===== Passage to read =====

By the way the system works both ways it will not allow a user to give out negative rep either with out passing it around more...I think that keeps the "stroking" that you speak of to a minimum if anything.


----------



## monkeybusiness (Jan 17, 2010)

as much as i prefer not to get involved in such areas, I do tend to agree Don.

 ..I'm sure most have noticed that you have become increasingly upset with certain aspects of this site and people on this site. Trust me, I understand how frustration and irritation can run away with you (I'm a very intense personality myself:rant But emotions are like weather. They are outta our control and eventually always pass. What we choose to do during the storms is what's important, and usually what defines us in people's eyes. (It's certainly what they remember the most) 

 And while I myself don't agree with all the rules here, we are basically in someone else's house. If they demand we take our shoes off at the door we basically have 2 options: We take our shoes off or we don't go in. If we DO go in we shouldn't spend all our time openly mocking them and their 'shoes off at the door' rule. It is after all, their house..


----------



## The Hemp Goddess (Jan 17, 2010)

I just want to say that the mods did not set up what words get *** and what ones do not.  This is done automatically and I would assume that MarP set up what words would be allowed and what ones would not.  It is done automatically.

Next, the mods also have no control over how the rep system works.  This is MarP's house and it is his rules.  If you are not happy with the way things are run around here (and you are apparently not from all the carping you have done and your snarky signature), you are certainly free to find a new home.   I, for one, am tired of your complaining and condescending ways.


----------



## shamey (Jan 17, 2010)

here here.!!


----------



## cmd420 (Jan 17, 2010)

You have some helpful input, Don...

*but it's not an "us against them" thing around here...*

I consider every Mod I've dealt with a friend and am glad to get their input...

If I didn't like the folks that ran a coffee shop or the way that they did business, _I wouldn't go there_...

===== Source excerpt =====

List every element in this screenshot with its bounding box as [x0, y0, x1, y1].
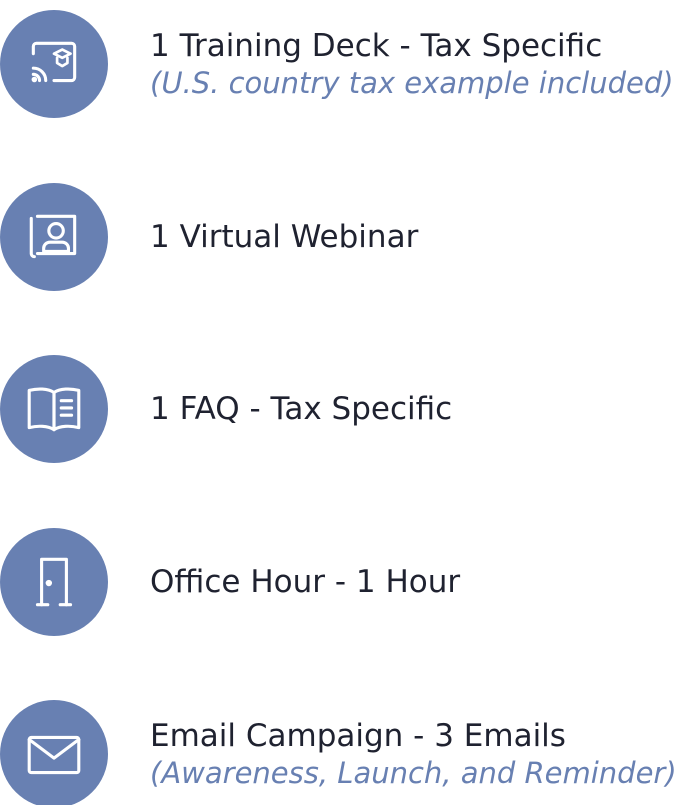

=====

# List of tasks
- A) List the usernames that appear as post headers in the forum thread.
- B) Reproduce the part of the forum thread that begins with the words containing "Next, the mods" and ends with "here here.!!".
Rely only on the forum thread, not on the listing.

# The answers
- A) monkeybusiness, The Hemp Goddess, shamey, cmd420

- B)
Next, the mods also have no control over how the rep system works.  This is MarP's house and it is his rules.  If you are not happy with the way things are run around here (and you are apparently not from all the carping you have done and your snarky signature), you are certainly free to find a new home.   I, for one, am tired of your complaining and condescending ways.


----------



## shamey (Jan 17, 2010)

here here.!!